→ **What you need to do**
Rewrite all the rows below, changing every "interactable" to "clickable" and keeping everything else the same. Omit the pictures from your output.

→ **Stored rows**
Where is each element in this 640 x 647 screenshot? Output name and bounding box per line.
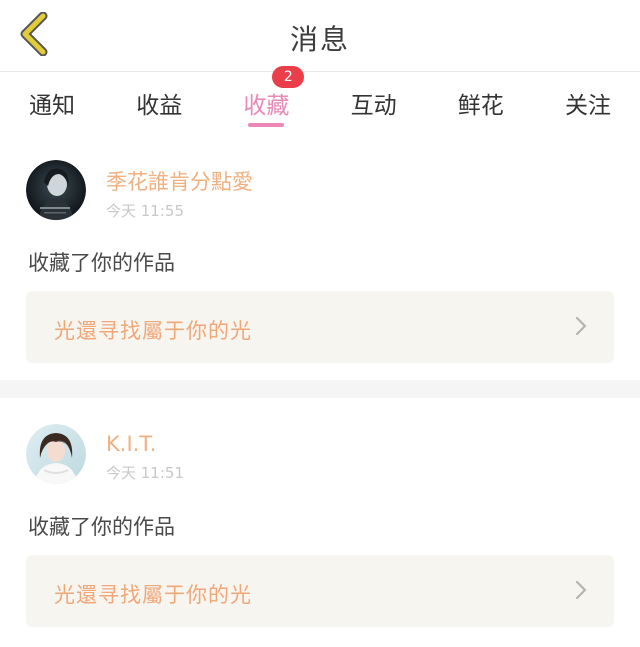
- avatar[interactable]: [26, 160, 86, 220]
- work-link[interactable]: 光還寻找屬于你的光: [26, 291, 614, 363]
- timestamp: 今天 11:51: [106, 464, 184, 482]
- chevron-right-icon: [575, 316, 587, 336]
- tab-label: 通知: [29, 93, 75, 119]
- tab-interactions[interactable]: 互动: [344, 72, 404, 138]
- tab-notifications[interactable]: 通知: [22, 72, 82, 138]
- top-bar: 消息: [0, 0, 640, 72]
- tab-label: 鲜花: [457, 93, 504, 119]
- action-text: 收藏了你的作品: [28, 251, 175, 275]
- user-avatar-image: [26, 424, 86, 484]
- username[interactable]: K.I.T.: [106, 432, 156, 456]
- unread-badge: 2: [272, 66, 305, 88]
- work-title: 光還寻找屬于你的光: [54, 583, 252, 607]
- message-item: K.I.T. 今天 11:51 收藏了你的作品 光還寻找屬于你的光: [0, 398, 640, 647]
- tab-label: 收益: [136, 93, 183, 119]
- tab-favorites[interactable]: 收藏 2: [236, 66, 305, 138]
- username[interactable]: 季花誰肯分點愛: [106, 166, 253, 196]
- tab-label: 关注: [564, 93, 611, 119]
- tab-bar: 通知 收益 收藏 2 互动 鲜花 关注: [0, 66, 640, 138]
- page-title: 消息: [289, 23, 350, 56]
- messages-screen: 消息 通知 收益 收藏 2 互动 鲜花 关注 季花誰肯分點愛 今天 11:55 …: [0, 0, 640, 647]
- chevron-right-icon: [575, 580, 587, 600]
- work-title: 光還寻找屬于你的光: [54, 319, 252, 343]
- tab-following[interactable]: 关注: [558, 72, 618, 138]
- tab-flowers[interactable]: 鲜花: [451, 72, 511, 138]
- tab-label: 互动: [350, 93, 397, 119]
- avatar[interactable]: [26, 424, 86, 484]
- section-divider: [0, 380, 640, 398]
- work-link[interactable]: 光還寻找屬于你的光: [26, 555, 614, 627]
- active-tab-indicator: [248, 123, 285, 127]
- message-item: 季花誰肯分點愛 今天 11:55 收藏了你的作品 光還寻找屬于你的光: [0, 138, 640, 380]
- tab-earnings[interactable]: 收益: [129, 72, 189, 138]
- timestamp: 今天 11:55: [106, 202, 184, 220]
- user-avatar-image: [26, 160, 86, 220]
- action-text: 收藏了你的作品: [28, 515, 175, 539]
- tab-label: 收藏: [243, 93, 290, 119]
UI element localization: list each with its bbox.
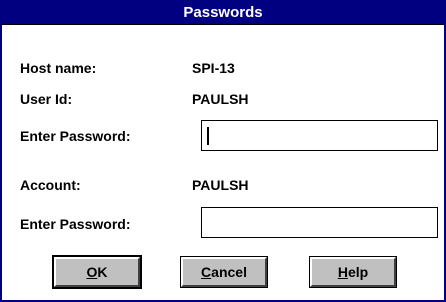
- passwords-dialog: Passwords Host name: SPI-13 User Id: PAU…: [0, 0, 446, 302]
- ok-button[interactable]: OK: [52, 255, 142, 289]
- password-field[interactable]: [201, 120, 438, 151]
- user-id-value: PAULSH: [192, 91, 249, 107]
- enter-password-label: Enter Password:: [20, 128, 131, 144]
- ok-mnemonic: O: [86, 264, 98, 280]
- cancel-label-rest: ancel: [211, 264, 247, 280]
- host-name-value: SPI-13: [192, 60, 235, 76]
- ok-label-rest: K: [97, 264, 108, 280]
- text-caret: [207, 127, 209, 145]
- cancel-button[interactable]: Cancel: [180, 256, 268, 288]
- account-label: Account:: [20, 177, 81, 193]
- account-value: PAULSH: [192, 177, 249, 193]
- help-button[interactable]: Help: [309, 256, 397, 288]
- account-password-field[interactable]: [201, 207, 438, 238]
- account-password-label: Enter Password:: [20, 216, 131, 232]
- dialog-title: Passwords: [2, 2, 444, 25]
- host-name-label: Host name:: [20, 60, 97, 76]
- cancel-mnemonic: C: [201, 264, 212, 280]
- help-mnemonic: H: [337, 264, 348, 280]
- user-id-label: User Id:: [20, 91, 73, 107]
- help-label-rest: elp: [347, 264, 369, 280]
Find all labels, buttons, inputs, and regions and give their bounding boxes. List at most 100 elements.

→ **Written response**
Where is each element in this 640 x 647 screenshot? Output name and bounding box per line.
- avatar[clickable]: [26, 160, 86, 220]
- work-link[clickable]: 光還寻找屬于你的光: [26, 291, 614, 363]
- timestamp: 今天 11:51: [106, 464, 184, 482]
- chevron-right-icon: [575, 316, 587, 336]
- tab-label: 通知: [29, 93, 75, 119]
- tab-interactions[clickable]: 互动: [344, 72, 404, 138]
- tab-notifications[clickable]: 通知: [22, 72, 82, 138]
- top-bar: 消息: [0, 0, 640, 72]
- tab-label: 鲜花: [457, 93, 504, 119]
- action-text: 收藏了你的作品: [28, 251, 175, 275]
- user-avatar-image: [26, 424, 86, 484]
- username[clickable]: K.I.T.: [106, 432, 156, 456]
- unread-badge: 2: [272, 66, 305, 88]
- work-title: 光還寻找屬于你的光: [54, 583, 252, 607]
- message-item: K.I.T. 今天 11:51 收藏了你的作品 光還寻找屬于你的光: [0, 398, 640, 647]
- tab-label: 收益: [136, 93, 183, 119]
- tab-favorites[clickable]: 收藏 2: [236, 66, 305, 138]
- username[clickable]: 季花誰肯分點愛: [106, 166, 253, 196]
- tab-label: 关注: [564, 93, 611, 119]
- tab-bar: 通知 收益 收藏 2 互动 鲜花 关注: [0, 66, 640, 138]
- page-title: 消息: [289, 23, 350, 56]
- messages-screen: 消息 通知 收益 收藏 2 互动 鲜花 关注 季花誰肯分點愛 今天 11:55 …: [0, 0, 640, 647]
- chevron-right-icon: [575, 580, 587, 600]
- work-title: 光還寻找屬于你的光: [54, 319, 252, 343]
- tab-following[clickable]: 关注: [558, 72, 618, 138]
- tab-flowers[clickable]: 鲜花: [451, 72, 511, 138]
- tab-label: 互动: [350, 93, 397, 119]
- avatar[clickable]: [26, 424, 86, 484]
- section-divider: [0, 380, 640, 398]
- work-link[clickable]: 光還寻找屬于你的光: [26, 555, 614, 627]
- active-tab-indicator: [248, 123, 285, 127]
- message-item: 季花誰肯分點愛 今天 11:55 收藏了你的作品 光還寻找屬于你的光: [0, 138, 640, 380]
- tab-earnings[clickable]: 收益: [129, 72, 189, 138]
- timestamp: 今天 11:55: [106, 202, 184, 220]
- user-avatar-image: [26, 160, 86, 220]
- action-text: 收藏了你的作品: [28, 515, 175, 539]
- tab-label: 收藏: [243, 93, 290, 119]
UI element localization: list each with its bbox.
- passwords-dialog: Passwords Host name: SPI-13 User Id: PAU…: [0, 0, 446, 302]
- ok-button[clickable]: OK: [52, 255, 142, 289]
- password-field[clickable]: [201, 120, 438, 151]
- user-id-value: PAULSH: [192, 91, 249, 107]
- enter-password-label: Enter Password:: [20, 128, 131, 144]
- ok-mnemonic: O: [86, 264, 98, 280]
- cancel-label-rest: ancel: [211, 264, 247, 280]
- host-name-value: SPI-13: [192, 60, 235, 76]
- ok-label-rest: K: [97, 264, 108, 280]
- text-caret: [207, 127, 209, 145]
- cancel-button[clickable]: Cancel: [180, 256, 268, 288]
- account-label: Account:: [20, 177, 81, 193]
- account-value: PAULSH: [192, 177, 249, 193]
- help-button[clickable]: Help: [309, 256, 397, 288]
- account-password-field[clickable]: [201, 207, 438, 238]
- account-password-label: Enter Password:: [20, 216, 131, 232]
- dialog-title: Passwords: [2, 2, 444, 25]
- host-name-label: Host name:: [20, 60, 97, 76]
- cancel-mnemonic: C: [201, 264, 212, 280]
- help-mnemonic: H: [337, 264, 348, 280]
- user-id-label: User Id:: [20, 91, 73, 107]
- help-label-rest: elp: [347, 264, 369, 280]
Find all labels, buttons, inputs, and regions and give their bounding boxes. List at most 100 elements.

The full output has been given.